SUPPLIED RECORDS:
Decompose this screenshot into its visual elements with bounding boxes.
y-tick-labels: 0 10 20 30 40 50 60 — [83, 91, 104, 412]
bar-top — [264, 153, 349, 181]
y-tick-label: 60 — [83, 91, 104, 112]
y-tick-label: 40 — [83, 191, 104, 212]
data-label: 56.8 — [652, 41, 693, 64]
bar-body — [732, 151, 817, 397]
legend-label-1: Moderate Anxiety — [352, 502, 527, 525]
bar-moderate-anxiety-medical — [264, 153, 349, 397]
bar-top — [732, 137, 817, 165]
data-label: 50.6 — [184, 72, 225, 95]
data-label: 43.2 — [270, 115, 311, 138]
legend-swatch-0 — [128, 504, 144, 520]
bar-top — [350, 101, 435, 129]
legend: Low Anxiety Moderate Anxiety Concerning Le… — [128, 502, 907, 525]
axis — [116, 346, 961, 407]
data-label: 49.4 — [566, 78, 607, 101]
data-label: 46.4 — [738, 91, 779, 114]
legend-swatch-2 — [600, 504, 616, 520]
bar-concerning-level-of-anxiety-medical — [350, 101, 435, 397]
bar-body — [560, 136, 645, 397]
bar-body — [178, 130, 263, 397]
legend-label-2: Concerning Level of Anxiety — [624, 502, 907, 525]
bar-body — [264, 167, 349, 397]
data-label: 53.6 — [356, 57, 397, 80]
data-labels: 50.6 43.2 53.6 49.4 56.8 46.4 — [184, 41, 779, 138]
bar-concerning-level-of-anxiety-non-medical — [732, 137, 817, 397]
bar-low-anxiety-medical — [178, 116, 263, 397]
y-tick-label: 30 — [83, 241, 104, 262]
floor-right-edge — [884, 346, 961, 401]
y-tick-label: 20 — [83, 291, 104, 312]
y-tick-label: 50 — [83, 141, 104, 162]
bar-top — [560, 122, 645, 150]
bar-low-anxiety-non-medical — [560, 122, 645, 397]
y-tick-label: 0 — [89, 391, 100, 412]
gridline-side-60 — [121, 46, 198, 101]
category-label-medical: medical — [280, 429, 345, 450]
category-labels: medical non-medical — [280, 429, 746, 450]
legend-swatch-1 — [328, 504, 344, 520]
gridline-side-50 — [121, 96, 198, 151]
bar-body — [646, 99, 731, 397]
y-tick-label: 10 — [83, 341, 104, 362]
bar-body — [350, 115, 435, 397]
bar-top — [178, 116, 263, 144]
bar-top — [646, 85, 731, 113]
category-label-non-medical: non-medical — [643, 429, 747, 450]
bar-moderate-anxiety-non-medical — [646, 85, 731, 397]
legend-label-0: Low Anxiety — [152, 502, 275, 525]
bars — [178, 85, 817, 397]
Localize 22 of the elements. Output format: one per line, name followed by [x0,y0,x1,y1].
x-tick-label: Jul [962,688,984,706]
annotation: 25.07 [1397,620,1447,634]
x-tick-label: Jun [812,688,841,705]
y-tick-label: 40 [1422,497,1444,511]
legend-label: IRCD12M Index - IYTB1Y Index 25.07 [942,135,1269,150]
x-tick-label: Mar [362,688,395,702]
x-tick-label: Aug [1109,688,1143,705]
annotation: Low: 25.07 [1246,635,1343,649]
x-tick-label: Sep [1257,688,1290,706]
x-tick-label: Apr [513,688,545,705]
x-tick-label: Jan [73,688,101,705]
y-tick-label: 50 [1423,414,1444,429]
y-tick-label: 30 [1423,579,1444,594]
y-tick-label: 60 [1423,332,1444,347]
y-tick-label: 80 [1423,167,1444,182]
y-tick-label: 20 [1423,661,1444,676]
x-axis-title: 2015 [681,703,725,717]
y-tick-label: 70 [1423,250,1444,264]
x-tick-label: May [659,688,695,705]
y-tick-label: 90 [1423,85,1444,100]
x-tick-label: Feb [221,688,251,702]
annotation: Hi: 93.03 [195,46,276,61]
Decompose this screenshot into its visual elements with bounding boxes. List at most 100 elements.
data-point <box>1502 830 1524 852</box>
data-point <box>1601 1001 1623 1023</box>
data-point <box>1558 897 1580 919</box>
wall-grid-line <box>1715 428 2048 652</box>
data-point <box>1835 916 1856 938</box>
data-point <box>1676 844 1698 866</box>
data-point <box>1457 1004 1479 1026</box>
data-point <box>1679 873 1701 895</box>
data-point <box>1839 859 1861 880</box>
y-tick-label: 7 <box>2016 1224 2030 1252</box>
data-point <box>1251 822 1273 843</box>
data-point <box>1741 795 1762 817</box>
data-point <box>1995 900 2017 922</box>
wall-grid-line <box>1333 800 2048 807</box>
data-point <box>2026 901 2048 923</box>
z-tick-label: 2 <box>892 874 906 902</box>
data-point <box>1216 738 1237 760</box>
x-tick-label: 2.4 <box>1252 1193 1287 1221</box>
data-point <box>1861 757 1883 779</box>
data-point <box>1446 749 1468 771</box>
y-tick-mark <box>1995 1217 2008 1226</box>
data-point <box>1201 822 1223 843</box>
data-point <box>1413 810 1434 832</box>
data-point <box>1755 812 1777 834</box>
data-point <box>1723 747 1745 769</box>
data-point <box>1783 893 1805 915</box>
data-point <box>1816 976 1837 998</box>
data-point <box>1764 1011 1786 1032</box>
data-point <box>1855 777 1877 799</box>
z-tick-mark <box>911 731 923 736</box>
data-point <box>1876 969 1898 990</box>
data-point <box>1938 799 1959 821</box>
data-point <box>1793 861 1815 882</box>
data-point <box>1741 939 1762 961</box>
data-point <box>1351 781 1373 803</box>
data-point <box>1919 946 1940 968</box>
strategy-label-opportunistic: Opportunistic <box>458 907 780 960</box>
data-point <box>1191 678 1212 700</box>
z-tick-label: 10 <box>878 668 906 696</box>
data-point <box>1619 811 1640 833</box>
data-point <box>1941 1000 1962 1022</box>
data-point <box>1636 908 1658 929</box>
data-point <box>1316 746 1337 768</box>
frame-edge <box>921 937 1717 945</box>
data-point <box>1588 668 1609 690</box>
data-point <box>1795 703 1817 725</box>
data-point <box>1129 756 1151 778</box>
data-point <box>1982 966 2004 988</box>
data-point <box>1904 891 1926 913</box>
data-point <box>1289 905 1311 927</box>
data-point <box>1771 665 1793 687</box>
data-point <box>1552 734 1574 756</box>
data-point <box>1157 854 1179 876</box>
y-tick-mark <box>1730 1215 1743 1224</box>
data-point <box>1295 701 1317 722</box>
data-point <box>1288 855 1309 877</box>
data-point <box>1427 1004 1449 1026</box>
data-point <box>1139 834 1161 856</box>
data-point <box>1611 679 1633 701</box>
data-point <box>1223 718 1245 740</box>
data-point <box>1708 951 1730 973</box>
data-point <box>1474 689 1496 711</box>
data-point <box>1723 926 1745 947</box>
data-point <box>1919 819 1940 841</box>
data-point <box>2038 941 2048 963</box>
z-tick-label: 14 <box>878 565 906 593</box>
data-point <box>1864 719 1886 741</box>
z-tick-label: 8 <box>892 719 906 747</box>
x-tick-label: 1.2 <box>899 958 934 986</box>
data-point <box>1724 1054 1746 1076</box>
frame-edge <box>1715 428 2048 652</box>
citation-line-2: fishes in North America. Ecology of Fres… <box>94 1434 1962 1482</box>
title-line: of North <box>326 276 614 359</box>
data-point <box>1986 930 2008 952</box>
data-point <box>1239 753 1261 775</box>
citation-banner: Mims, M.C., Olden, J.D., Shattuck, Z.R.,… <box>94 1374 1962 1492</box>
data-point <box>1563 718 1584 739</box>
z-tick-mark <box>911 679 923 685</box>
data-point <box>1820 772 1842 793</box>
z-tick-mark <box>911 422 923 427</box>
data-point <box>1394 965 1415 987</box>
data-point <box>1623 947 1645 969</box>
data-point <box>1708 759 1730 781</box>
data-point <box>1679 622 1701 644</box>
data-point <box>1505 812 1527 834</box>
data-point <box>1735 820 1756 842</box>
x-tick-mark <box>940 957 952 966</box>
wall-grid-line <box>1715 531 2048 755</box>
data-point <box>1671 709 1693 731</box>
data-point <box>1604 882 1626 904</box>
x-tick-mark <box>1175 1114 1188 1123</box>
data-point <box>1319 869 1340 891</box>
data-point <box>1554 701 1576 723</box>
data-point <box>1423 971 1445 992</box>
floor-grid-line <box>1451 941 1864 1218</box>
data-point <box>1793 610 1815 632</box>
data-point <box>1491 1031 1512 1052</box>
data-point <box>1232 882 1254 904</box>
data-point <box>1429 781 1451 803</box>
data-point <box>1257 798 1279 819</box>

GIVEN REQUEST: Copy out the records word for word, from their first line up to and including the line with "bar-top — [732, 137, 817, 165]", and nothing else.

RESPONSE TO THIS EXERCISE:
Decompose this screenshot into its visual elements with bounding boxes.
y-tick-labels: 0 10 20 30 40 50 60 — [83, 91, 104, 412]
bar-top — [264, 153, 349, 181]
y-tick-label: 60 — [83, 91, 104, 112]
y-tick-label: 40 — [83, 191, 104, 212]
data-label: 56.8 — [652, 41, 693, 64]
bar-body — [732, 151, 817, 397]
legend-label-1: Moderate Anxiety — [352, 502, 527, 525]
bar-moderate-anxiety-medical — [264, 153, 349, 397]
bar-top — [732, 137, 817, 165]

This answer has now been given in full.